---- Data listing

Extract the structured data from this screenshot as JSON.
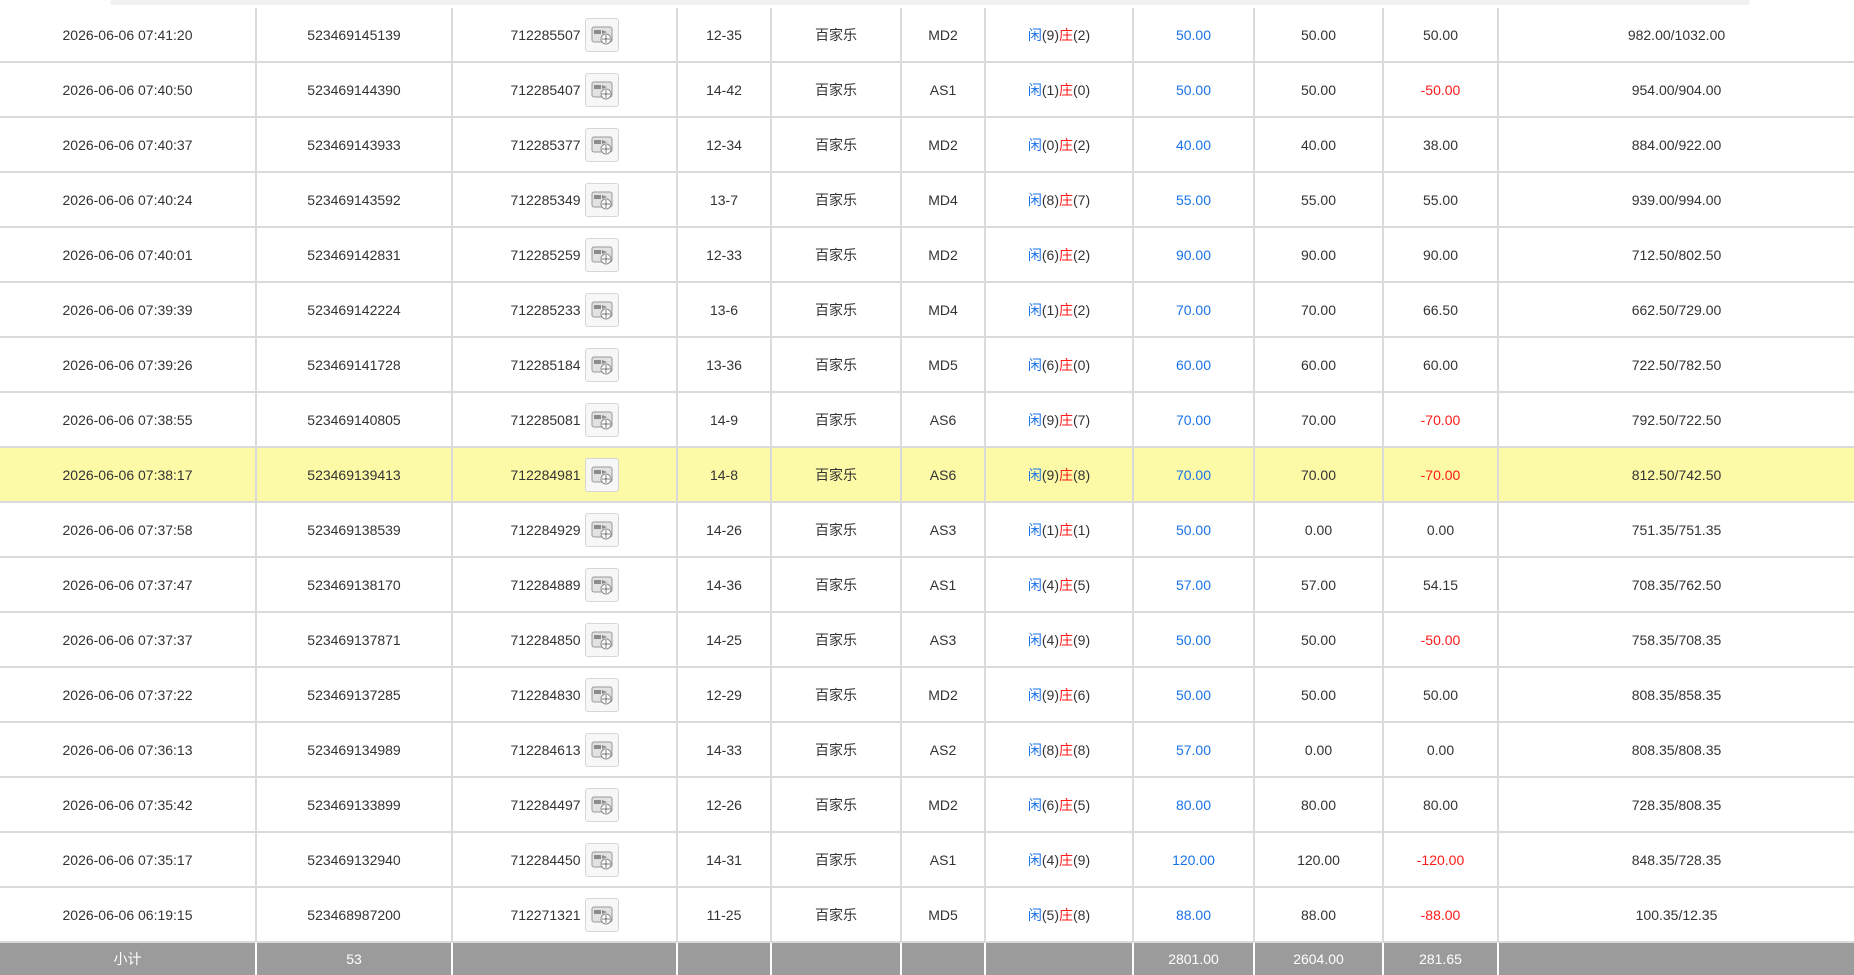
{
  "colors": {
    "blue": "#1a73e8",
    "red": "#ff1a1a",
    "highlight": "#fcfaa6",
    "subtotal_bg": "#9b9b9b"
  },
  "labels": {
    "player": "闲",
    "banker": "庄"
  },
  "rows": [
    {
      "time": "2026-06-06 07:41:20",
      "order": "523469145139",
      "game": "712285507",
      "shoe": "12-35",
      "type": "百家乐",
      "table": "MD2",
      "p": "9",
      "b": "2",
      "bet": "50.00",
      "valid": "50.00",
      "win": "50.00",
      "bal": "982.00/1032.00"
    },
    {
      "time": "2026-06-06 07:40:50",
      "order": "523469144390",
      "game": "712285407",
      "shoe": "14-42",
      "type": "百家乐",
      "table": "AS1",
      "p": "1",
      "b": "0",
      "bet": "50.00",
      "valid": "50.00",
      "win": "-50.00",
      "bal": "954.00/904.00"
    },
    {
      "time": "2026-06-06 07:40:37",
      "order": "523469143933",
      "game": "712285377",
      "shoe": "12-34",
      "type": "百家乐",
      "table": "MD2",
      "p": "0",
      "b": "2",
      "bet": "40.00",
      "valid": "40.00",
      "win": "38.00",
      "bal": "884.00/922.00"
    },
    {
      "time": "2026-06-06 07:40:24",
      "order": "523469143592",
      "game": "712285349",
      "shoe": "13-7",
      "type": "百家乐",
      "table": "MD4",
      "p": "8",
      "b": "7",
      "bet": "55.00",
      "valid": "55.00",
      "win": "55.00",
      "bal": "939.00/994.00"
    },
    {
      "time": "2026-06-06 07:40:01",
      "order": "523469142831",
      "game": "712285259",
      "shoe": "12-33",
      "type": "百家乐",
      "table": "MD2",
      "p": "6",
      "b": "2",
      "bet": "90.00",
      "valid": "90.00",
      "win": "90.00",
      "bal": "712.50/802.50"
    },
    {
      "time": "2026-06-06 07:39:39",
      "order": "523469142224",
      "game": "712285233",
      "shoe": "13-6",
      "type": "百家乐",
      "table": "MD4",
      "p": "1",
      "b": "2",
      "bet": "70.00",
      "valid": "70.00",
      "win": "66.50",
      "bal": "662.50/729.00"
    },
    {
      "time": "2026-06-06 07:39:26",
      "order": "523469141728",
      "game": "712285184",
      "shoe": "13-36",
      "type": "百家乐",
      "table": "MD5",
      "p": "6",
      "b": "0",
      "bet": "60.00",
      "valid": "60.00",
      "win": "60.00",
      "bal": "722.50/782.50"
    },
    {
      "time": "2026-06-06 07:38:55",
      "order": "523469140805",
      "game": "712285081",
      "shoe": "14-9",
      "type": "百家乐",
      "table": "AS6",
      "p": "9",
      "b": "7",
      "bet": "70.00",
      "valid": "70.00",
      "win": "-70.00",
      "bal": "792.50/722.50"
    },
    {
      "time": "2026-06-06 07:38:17",
      "order": "523469139413",
      "game": "712284981",
      "shoe": "14-8",
      "type": "百家乐",
      "table": "AS6",
      "p": "9",
      "b": "8",
      "bet": "70.00",
      "valid": "70.00",
      "win": "-70.00",
      "bal": "812.50/742.50",
      "highlight": true
    },
    {
      "time": "2026-06-06 07:37:58",
      "order": "523469138539",
      "game": "712284929",
      "shoe": "14-26",
      "type": "百家乐",
      "table": "AS3",
      "p": "1",
      "b": "1",
      "bet": "50.00",
      "valid": "0.00",
      "win": "0.00",
      "bal": "751.35/751.35"
    },
    {
      "time": "2026-06-06 07:37:47",
      "order": "523469138170",
      "game": "712284889",
      "shoe": "14-36",
      "type": "百家乐",
      "table": "AS1",
      "p": "4",
      "b": "5",
      "bet": "57.00",
      "valid": "57.00",
      "win": "54.15",
      "bal": "708.35/762.50"
    },
    {
      "time": "2026-06-06 07:37:37",
      "order": "523469137871",
      "game": "712284850",
      "shoe": "14-25",
      "type": "百家乐",
      "table": "AS3",
      "p": "4",
      "b": "9",
      "bet": "50.00",
      "valid": "50.00",
      "win": "-50.00",
      "bal": "758.35/708.35"
    },
    {
      "time": "2026-06-06 07:37:22",
      "order": "523469137285",
      "game": "712284830",
      "shoe": "12-29",
      "type": "百家乐",
      "table": "MD2",
      "p": "9",
      "b": "6",
      "bet": "50.00",
      "valid": "50.00",
      "win": "50.00",
      "bal": "808.35/858.35"
    },
    {
      "time": "2026-06-06 07:36:13",
      "order": "523469134989",
      "game": "712284613",
      "shoe": "14-33",
      "type": "百家乐",
      "table": "AS2",
      "p": "8",
      "b": "8",
      "bet": "57.00",
      "valid": "0.00",
      "win": "0.00",
      "bal": "808.35/808.35"
    },
    {
      "time": "2026-06-06 07:35:42",
      "order": "523469133899",
      "game": "712284497",
      "shoe": "12-26",
      "type": "百家乐",
      "table": "MD2",
      "p": "6",
      "b": "5",
      "bet": "80.00",
      "valid": "80.00",
      "win": "80.00",
      "bal": "728.35/808.35"
    },
    {
      "time": "2026-06-06 07:35:17",
      "order": "523469132940",
      "game": "712284450",
      "shoe": "14-31",
      "type": "百家乐",
      "table": "AS1",
      "p": "4",
      "b": "9",
      "bet": "120.00",
      "valid": "120.00",
      "win": "-120.00",
      "bal": "848.35/728.35"
    },
    {
      "time": "2026-06-06 06:19:15",
      "order": "523468987200",
      "game": "712271321",
      "shoe": "11-25",
      "type": "百家乐",
      "table": "MD5",
      "p": "5",
      "b": "8",
      "bet": "88.00",
      "valid": "88.00",
      "win": "-88.00",
      "bal": "100.35/12.35"
    }
  ],
  "subtotal": {
    "label": "小计",
    "count": "53",
    "bet": "2801.00",
    "valid": "2604.00",
    "win": "281.65"
  }
}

--------

### [Stated exercise]
Without including the pictures, reproduce all entries exactly.

### [Result for this task]
Extract the structured data from this screenshot as JSON.
{
  "colors": {
    "blue": "#1a73e8",
    "red": "#ff1a1a",
    "highlight": "#fcfaa6",
    "subtotal_bg": "#9b9b9b"
  },
  "labels": {
    "player": "闲",
    "banker": "庄"
  },
  "rows": [
    {
      "time": "2026-06-06 07:41:20",
      "order": "523469145139",
      "game": "712285507",
      "shoe": "12-35",
      "type": "百家乐",
      "table": "MD2",
      "p": "9",
      "b": "2",
      "bet": "50.00",
      "valid": "50.00",
      "win": "50.00",
      "bal": "982.00/1032.00"
    },
    {
      "time": "2026-06-06 07:40:50",
      "order": "523469144390",
      "game": "712285407",
      "shoe": "14-42",
      "type": "百家乐",
      "table": "AS1",
      "p": "1",
      "b": "0",
      "bet": "50.00",
      "valid": "50.00",
      "win": "-50.00",
      "bal": "954.00/904.00"
    },
    {
      "time": "2026-06-06 07:40:37",
      "order": "523469143933",
      "game": "712285377",
      "shoe": "12-34",
      "type": "百家乐",
      "table": "MD2",
      "p": "0",
      "b": "2",
      "bet": "40.00",
      "valid": "40.00",
      "win": "38.00",
      "bal": "884.00/922.00"
    },
    {
      "time": "2026-06-06 07:40:24",
      "order": "523469143592",
      "game": "712285349",
      "shoe": "13-7",
      "type": "百家乐",
      "table": "MD4",
      "p": "8",
      "b": "7",
      "bet": "55.00",
      "valid": "55.00",
      "win": "55.00",
      "bal": "939.00/994.00"
    },
    {
      "time": "2026-06-06 07:40:01",
      "order": "523469142831",
      "game": "712285259",
      "shoe": "12-33",
      "type": "百家乐",
      "table": "MD2",
      "p": "6",
      "b": "2",
      "bet": "90.00",
      "valid": "90.00",
      "win": "90.00",
      "bal": "712.50/802.50"
    },
    {
      "time": "2026-06-06 07:39:39",
      "order": "523469142224",
      "game": "712285233",
      "shoe": "13-6",
      "type": "百家乐",
      "table": "MD4",
      "p": "1",
      "b": "2",
      "bet": "70.00",
      "valid": "70.00",
      "win": "66.50",
      "bal": "662.50/729.00"
    },
    {
      "time": "2026-06-06 07:39:26",
      "order": "523469141728",
      "game": "712285184",
      "shoe": "13-36",
      "type": "百家乐",
      "table": "MD5",
      "p": "6",
      "b": "0",
      "bet": "60.00",
      "valid": "60.00",
      "win": "60.00",
      "bal": "722.50/782.50"
    },
    {
      "time": "2026-06-06 07:38:55",
      "order": "523469140805",
      "game": "712285081",
      "shoe": "14-9",
      "type": "百家乐",
      "table": "AS6",
      "p": "9",
      "b": "7",
      "bet": "70.00",
      "valid": "70.00",
      "win": "-70.00",
      "bal": "792.50/722.50"
    },
    {
      "time": "2026-06-06 07:38:17",
      "order": "523469139413",
      "game": "712284981",
      "shoe": "14-8",
      "type": "百家乐",
      "table": "AS6",
      "p": "9",
      "b": "8",
      "bet": "70.00",
      "valid": "70.00",
      "win": "-70.00",
      "bal": "812.50/742.50",
      "highlight": true
    },
    {
      "time": "2026-06-06 07:37:58",
      "order": "523469138539",
      "game": "712284929",
      "shoe": "14-26",
      "type": "百家乐",
      "table": "AS3",
      "p": "1",
      "b": "1",
      "bet": "50.00",
      "valid": "0.00",
      "win": "0.00",
      "bal": "751.35/751.35"
    },
    {
      "time": "2026-06-06 07:37:47",
      "order": "523469138170",
      "game": "712284889",
      "shoe": "14-36",
      "type": "百家乐",
      "table": "AS1",
      "p": "4",
      "b": "5",
      "bet": "57.00",
      "valid": "57.00",
      "win": "54.15",
      "bal": "708.35/762.50"
    },
    {
      "time": "2026-06-06 07:37:37",
      "order": "523469137871",
      "game": "712284850",
      "shoe": "14-25",
      "type": "百家乐",
      "table": "AS3",
      "p": "4",
      "b": "9",
      "bet": "50.00",
      "valid": "50.00",
      "win": "-50.00",
      "bal": "758.35/708.35"
    },
    {
      "time": "2026-06-06 07:37:22",
      "order": "523469137285",
      "game": "712284830",
      "shoe": "12-29",
      "type": "百家乐",
      "table": "MD2",
      "p": "9",
      "b": "6",
      "bet": "50.00",
      "valid": "50.00",
      "win": "50.00",
      "bal": "808.35/858.35"
    },
    {
      "time": "2026-06-06 07:36:13",
      "order": "523469134989",
      "game": "712284613",
      "shoe": "14-33",
      "type": "百家乐",
      "table": "AS2",
      "p": "8",
      "b": "8",
      "bet": "57.00",
      "valid": "0.00",
      "win": "0.00",
      "bal": "808.35/808.35"
    },
    {
      "time": "2026-06-06 07:35:42",
      "order": "523469133899",
      "game": "712284497",
      "shoe": "12-26",
      "type": "百家乐",
      "table": "MD2",
      "p": "6",
      "b": "5",
      "bet": "80.00",
      "valid": "80.00",
      "win": "80.00",
      "bal": "728.35/808.35"
    },
    {
      "time": "2026-06-06 07:35:17",
      "order": "523469132940",
      "game": "712284450",
      "shoe": "14-31",
      "type": "百家乐",
      "table": "AS1",
      "p": "4",
      "b": "9",
      "bet": "120.00",
      "valid": "120.00",
      "win": "-120.00",
      "bal": "848.35/728.35"
    },
    {
      "time": "2026-06-06 06:19:15",
      "order": "523468987200",
      "game": "712271321",
      "shoe": "11-25",
      "type": "百家乐",
      "table": "MD5",
      "p": "5",
      "b": "8",
      "bet": "88.00",
      "valid": "88.00",
      "win": "-88.00",
      "bal": "100.35/12.35"
    }
  ],
  "subtotal": {
    "label": "小计",
    "count": "53",
    "bet": "2801.00",
    "valid": "2604.00",
    "win": "281.65"
  }
}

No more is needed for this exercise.